--- BEGIN Dataset records ---
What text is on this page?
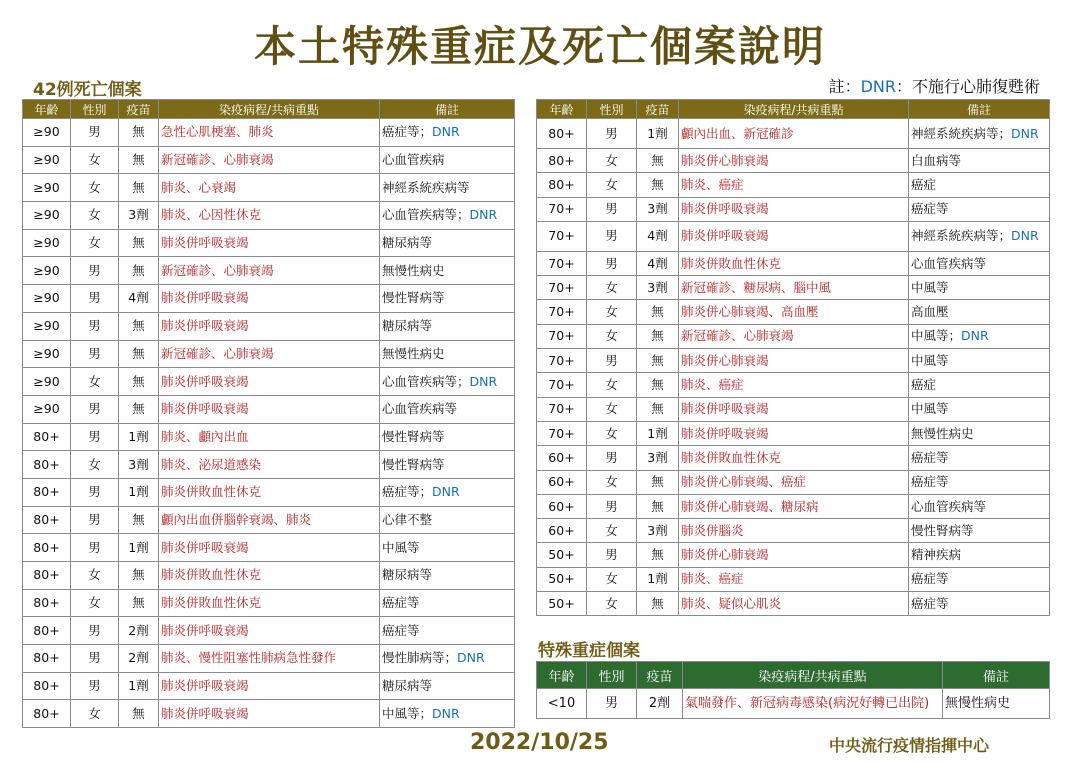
本土特殊重症及死亡個案說明
42例死亡個案	註：DNR：不施行心肺復甦術
年齡	性別	疫苗	染疫病程/共病重點	備註
≥90	男	無	急性心肌梗塞、肺炎	癌症等；DNR
≥90	女	無	新冠確診、心肺衰竭	心血管疾病
≥90	女	無	肺炎、心衰竭	神經系統疾病等
≥90	女	3劑	肺炎、心因性休克	心血管疾病等；DNR
≥90	女	無	肺炎併呼吸衰竭	糖尿病等
≥90	男	無	新冠確診、心肺衰竭	無慢性病史
≥90	男	4劑	肺炎併呼吸衰竭	慢性腎病等
≥90	男	無	肺炎併呼吸衰竭	糖尿病等
≥90	男	無	新冠確診、心肺衰竭	無慢性病史
≥90	女	無	肺炎併呼吸衰竭	心血管疾病等；DNR
≥90	男	無	肺炎併呼吸衰竭	心血管疾病等
80+	男	1劑	肺炎、顱內出血	慢性腎病等
80+	女	3劑	肺炎、泌尿道感染	慢性腎病等
80+	男	1劑	肺炎併敗血性休克	癌症等；DNR
80+	男	無	顱內出血併腦幹衰竭、肺炎	心律不整
80+	男	1劑	肺炎併呼吸衰竭	中風等
80+	女	無	肺炎併敗血性休克	糖尿病等
80+	女	無	肺炎併敗血性休克	癌症等
80+	男	2劑	肺炎併呼吸衰竭	癌症等
80+	男	2劑	肺炎、慢性阻塞性肺病急性發作	慢性肺病等；DNR
80+	男	1劑	肺炎併呼吸衰竭	糖尿病等
80+	女	無	肺炎併呼吸衰竭	中風等；DNR
年齡	性別	疫苗	染疫病程/共病重點	備註
80+	男	1劑	顱內出血、新冠確診	神經系統疾病等；DNR
80+	女	無	肺炎併心肺衰竭	白血病等
80+	女	無	肺炎、癌症	癌症
70+	男	3劑	肺炎併呼吸衰竭	癌症等
70+	男	4劑	肺炎併呼吸衰竭	神經系統疾病等；DNR
70+	男	4劑	肺炎併敗血性休克	心血管疾病等
70+	女	3劑	新冠確診、糖尿病、腦中風	中風等
70+	女	無	肺炎併心肺衰竭、高血壓	高血壓
70+	女	無	新冠確診、心肺衰竭	中風等；DNR
70+	男	無	肺炎併心肺衰竭	中風等
70+	女	無	肺炎、癌症	癌症
70+	女	無	肺炎併呼吸衰竭	中風等
70+	女	1劑	肺炎併呼吸衰竭	無慢性病史
60+	男	3劑	肺炎併敗血性休克	癌症等
60+	女	無	肺炎併心肺衰竭、癌症	癌症等
60+	男	無	肺炎併心肺衰竭、糖尿病	心血管疾病等
60+	女	3劑	肺炎併腦炎	慢性腎病等
50+	男	無	肺炎併心肺衰竭	精神疾病
50+	女	1劑	肺炎、癌症	癌症等
50+	女	無	肺炎、疑似心肌炎	癌症等
特殊重症個案
年齡	性別	疫苗	染疫病程/共病重點	備註
<10	男	2劑	氣喘發作、新冠病毒感染(病況好轉已出院)	無慢性病史
2022/10/25	中央流行疫情指揮中心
--- END Dataset records ---
### Task goal
Omit the pictures, and quote the material above exactly as given.

### The reply
What text is on this page?
本土特殊重症及死亡個案說明
42例死亡個案	註：DNR：不施行心肺復甦術
年齡	性別	疫苗	染疫病程/共病重點	備註
≥90	男	無	急性心肌梗塞、肺炎	癌症等；DNR
≥90	女	無	新冠確診、心肺衰竭	心血管疾病
≥90	女	無	肺炎、心衰竭	神經系統疾病等
≥90	女	3劑	肺炎、心因性休克	心血管疾病等；DNR
≥90	女	無	肺炎併呼吸衰竭	糖尿病等
≥90	男	無	新冠確診、心肺衰竭	無慢性病史
≥90	男	4劑	肺炎併呼吸衰竭	慢性腎病等
≥90	男	無	肺炎併呼吸衰竭	糖尿病等
≥90	男	無	新冠確診、心肺衰竭	無慢性病史
≥90	女	無	肺炎併呼吸衰竭	心血管疾病等；DNR
≥90	男	無	肺炎併呼吸衰竭	心血管疾病等
80+	男	1劑	肺炎、顱內出血	慢性腎病等
80+	女	3劑	肺炎、泌尿道感染	慢性腎病等
80+	男	1劑	肺炎併敗血性休克	癌症等；DNR
80+	男	無	顱內出血併腦幹衰竭、肺炎	心律不整
80+	男	1劑	肺炎併呼吸衰竭	中風等
80+	女	無	肺炎併敗血性休克	糖尿病等
80+	女	無	肺炎併敗血性休克	癌症等
80+	男	2劑	肺炎併呼吸衰竭	癌症等
80+	男	2劑	肺炎、慢性阻塞性肺病急性發作	慢性肺病等；DNR
80+	男	1劑	肺炎併呼吸衰竭	糖尿病等
80+	女	無	肺炎併呼吸衰竭	中風等；DNR
年齡	性別	疫苗	染疫病程/共病重點	備註
80+	男	1劑	顱內出血、新冠確診	神經系統疾病等；DNR
80+	女	無	肺炎併心肺衰竭	白血病等
80+	女	無	肺炎、癌症	癌症
70+	男	3劑	肺炎併呼吸衰竭	癌症等
70+	男	4劑	肺炎併呼吸衰竭	神經系統疾病等；DNR
70+	男	4劑	肺炎併敗血性休克	心血管疾病等
70+	女	3劑	新冠確診、糖尿病、腦中風	中風等
70+	女	無	肺炎併心肺衰竭、高血壓	高血壓
70+	女	無	新冠確診、心肺衰竭	中風等；DNR
70+	男	無	肺炎併心肺衰竭	中風等
70+	女	無	肺炎、癌症	癌症
70+	女	無	肺炎併呼吸衰竭	中風等
70+	女	1劑	肺炎併呼吸衰竭	無慢性病史
60+	男	3劑	肺炎併敗血性休克	癌症等
60+	女	無	肺炎併心肺衰竭、癌症	癌症等
60+	男	無	肺炎併心肺衰竭、糖尿病	心血管疾病等
60+	女	3劑	肺炎併腦炎	慢性腎病等
50+	男	無	肺炎併心肺衰竭	精神疾病
50+	女	1劑	肺炎、癌症	癌症等
50+	女	無	肺炎、疑似心肌炎	癌症等
特殊重症個案
年齡	性別	疫苗	染疫病程/共病重點	備註
<10	男	2劑	氣喘發作、新冠病毒感染(病況好轉已出院)	無慢性病史
2022/10/25	中央流行疫情指揮中心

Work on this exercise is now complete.